» TASK BRIEF
Leave out the pictures and copy everything else below exactly.

» SOURCE MATERIAL
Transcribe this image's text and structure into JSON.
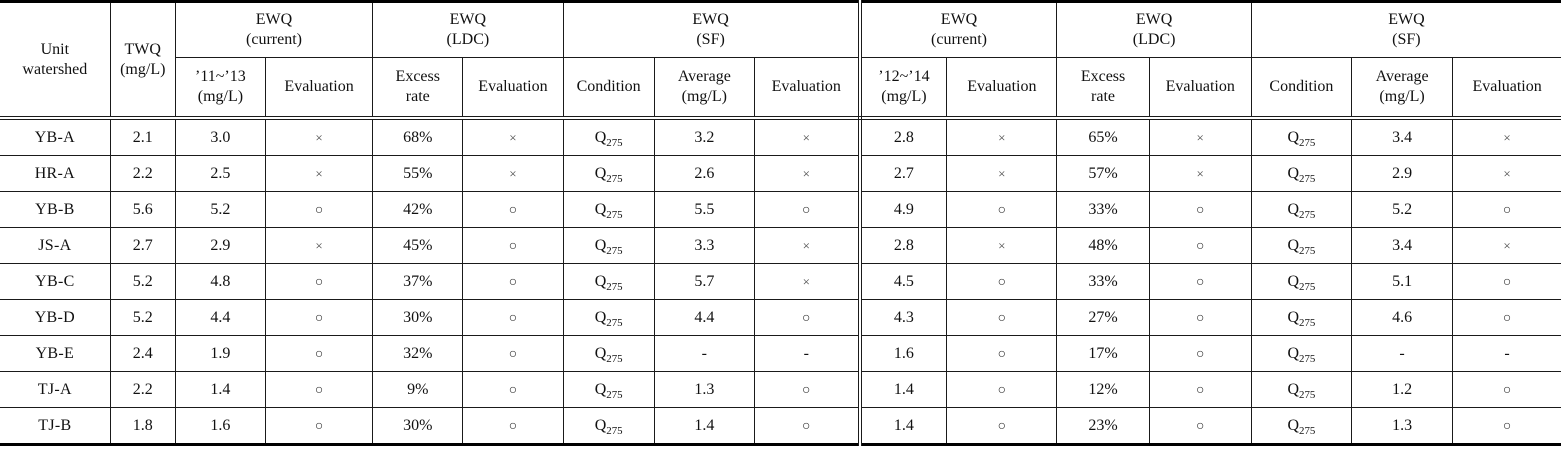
{
  "table": {
    "header": {
      "row1": {
        "unit": "Unit\nwatershed",
        "twq": "TWQ\n(mg/L)",
        "g1": "EWQ\n(current)",
        "g2": "EWQ\n(LDC)",
        "g3": "EWQ\n(SF)",
        "g4": "EWQ\n(current)",
        "g5": "EWQ\n(LDC)",
        "g6": "EWQ\n(SF)"
      },
      "row2": {
        "c3": "’11~’13\n(mg/L)",
        "c4": "Evaluation",
        "c5": "Excess\nrate",
        "c6": "Evaluation",
        "c7": "Condition",
        "c8": "Average\n(mg/L)",
        "c9": "Evaluation",
        "c10": "’12~’14\n(mg/L)",
        "c11": "Evaluation",
        "c12": "Excess\nrate",
        "c13": "Evaluation",
        "c14": "Condition",
        "c15": "Average\n(mg/L)",
        "c16": "Evaluation"
      }
    },
    "rows": [
      {
        "cells": [
          "YB-A",
          "2.1",
          "3.0",
          "×",
          "68%",
          "×",
          "Q275",
          "3.2",
          "×",
          "2.8",
          "×",
          "65%",
          "×",
          "Q275",
          "3.4",
          "×"
        ]
      },
      {
        "cells": [
          "HR-A",
          "2.2",
          "2.5",
          "×",
          "55%",
          "×",
          "Q275",
          "2.6",
          "×",
          "2.7",
          "×",
          "57%",
          "×",
          "Q275",
          "2.9",
          "×"
        ]
      },
      {
        "cells": [
          "YB-B",
          "5.6",
          "5.2",
          "○",
          "42%",
          "○",
          "Q275",
          "5.5",
          "○",
          "4.9",
          "○",
          "33%",
          "○",
          "Q275",
          "5.2",
          "○"
        ]
      },
      {
        "cells": [
          "JS-A",
          "2.7",
          "2.9",
          "×",
          "45%",
          "○",
          "Q275",
          "3.3",
          "×",
          "2.8",
          "×",
          "48%",
          "○",
          "Q275",
          "3.4",
          "×"
        ]
      },
      {
        "cells": [
          "YB-C",
          "5.2",
          "4.8",
          "○",
          "37%",
          "○",
          "Q275",
          "5.7",
          "×",
          "4.5",
          "○",
          "33%",
          "○",
          "Q275",
          "5.1",
          "○"
        ]
      },
      {
        "cells": [
          "YB-D",
          "5.2",
          "4.4",
          "○",
          "30%",
          "○",
          "Q275",
          "4.4",
          "○",
          "4.3",
          "○",
          "27%",
          "○",
          "Q275",
          "4.6",
          "○"
        ]
      },
      {
        "cells": [
          "YB-E",
          "2.4",
          "1.9",
          "○",
          "32%",
          "○",
          "Q275",
          "-",
          "-",
          "1.6",
          "○",
          "17%",
          "○",
          "Q275",
          "-",
          "-"
        ]
      },
      {
        "cells": [
          "TJ-A",
          "2.2",
          "1.4",
          "○",
          "9%",
          "○",
          "Q275",
          "1.3",
          "○",
          "1.4",
          "○",
          "12%",
          "○",
          "Q275",
          "1.2",
          "○"
        ]
      },
      {
        "cells": [
          "TJ-B",
          "1.8",
          "1.6",
          "○",
          "30%",
          "○",
          "Q275",
          "1.4",
          "○",
          "1.4",
          "○",
          "23%",
          "○",
          "Q275",
          "1.3",
          "○"
        ]
      }
    ],
    "symbols": {
      "pass": "○",
      "fail": "×",
      "not_available": "-"
    },
    "colors": {
      "border": "#1a1a1a",
      "text": "#111111",
      "background": "#ffffff"
    }
  }
}
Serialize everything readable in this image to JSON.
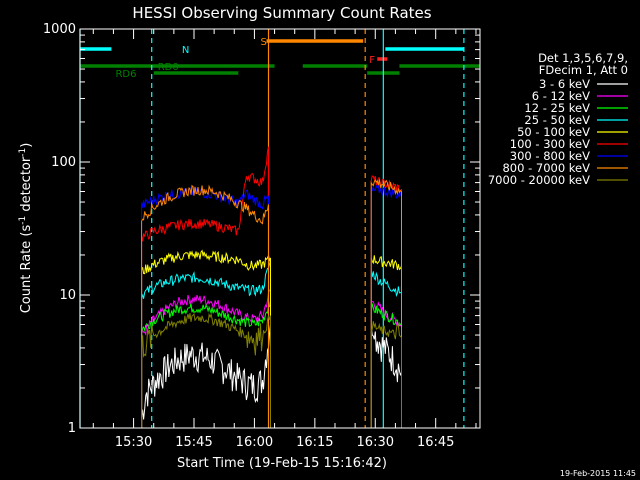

» OUTPUT FOR THIS EXERCISE
Transcribe this image's text and structure into JSON.
{
  "table": {
    "header": {
      "row1": {
        "unit": "Unit\nwatershed",
        "twq": "TWQ\n(mg/L)",
        "g1": "EWQ\n(current)",
        "g2": "EWQ\n(LDC)",
        "g3": "EWQ\n(SF)",
        "g4": "EWQ\n(current)",
        "g5": "EWQ\n(LDC)",
        "g6": "EWQ\n(SF)"
      },
      "row2": {
        "c3": "’11~’13\n(mg/L)",
        "c4": "Evaluation",
        "c5": "Excess\nrate",
        "c6": "Evaluation",
        "c7": "Condition",
        "c8": "Average\n(mg/L)",
        "c9": "Evaluation",
        "c10": "’12~’14\n(mg/L)",
        "c11": "Evaluation",
        "c12": "Excess\nrate",
        "c13": "Evaluation",
        "c14": "Condition",
        "c15": "Average\n(mg/L)",
        "c16": "Evaluation"
      }
    },
    "rows": [
      {
        "cells": [
          "YB-A",
          "2.1",
          "3.0",
          "×",
          "68%",
          "×",
          "Q275",
          "3.2",
          "×",
          "2.8",
          "×",
          "65%",
          "×",
          "Q275",
          "3.4",
          "×"
        ]
      },
      {
        "cells": [
          "HR-A",
          "2.2",
          "2.5",
          "×",
          "55%",
          "×",
          "Q275",
          "2.6",
          "×",
          "2.7",
          "×",
          "57%",
          "×",
          "Q275",
          "2.9",
          "×"
        ]
      },
      {
        "cells": [
          "YB-B",
          "5.6",
          "5.2",
          "○",
          "42%",
          "○",
          "Q275",
          "5.5",
          "○",
          "4.9",
          "○",
          "33%",
          "○",
          "Q275",
          "5.2",
          "○"
        ]
      },
      {
        "cells": [
          "JS-A",
          "2.7",
          "2.9",
          "×",
          "45%",
          "○",
          "Q275",
          "3.3",
          "×",
          "2.8",
          "×",
          "48%",
          "○",
          "Q275",
          "3.4",
          "×"
        ]
      },
      {
        "cells": [
          "YB-C",
          "5.2",
          "4.8",
          "○",
          "37%",
          "○",
          "Q275",
          "5.7",
          "×",
          "4.5",
          "○",
          "33%",
          "○",
          "Q275",
          "5.1",
          "○"
        ]
      },
      {
        "cells": [
          "YB-D",
          "5.2",
          "4.4",
          "○",
          "30%",
          "○",
          "Q275",
          "4.4",
          "○",
          "4.3",
          "○",
          "27%",
          "○",
          "Q275",
          "4.6",
          "○"
        ]
      },
      {
        "cells": [
          "YB-E",
          "2.4",
          "1.9",
          "○",
          "32%",
          "○",
          "Q275",
          "-",
          "-",
          "1.6",
          "○",
          "17%",
          "○",
          "Q275",
          "-",
          "-"
        ]
      },
      {
        "cells": [
          "TJ-A",
          "2.2",
          "1.4",
          "○",
          "9%",
          "○",
          "Q275",
          "1.3",
          "○",
          "1.4",
          "○",
          "12%",
          "○",
          "Q275",
          "1.2",
          "○"
        ]
      },
      {
        "cells": [
          "TJ-B",
          "1.8",
          "1.6",
          "○",
          "30%",
          "○",
          "Q275",
          "1.4",
          "○",
          "1.4",
          "○",
          "23%",
          "○",
          "Q275",
          "1.3",
          "○"
        ]
      }
    ],
    "symbols": {
      "pass": "○",
      "fail": "×",
      "not_available": "-"
    },
    "colors": {
      "border": "#1a1a1a",
      "text": "#111111",
      "background": "#ffffff"
    }
  }
}
Serialize everything readable in this image to JSON.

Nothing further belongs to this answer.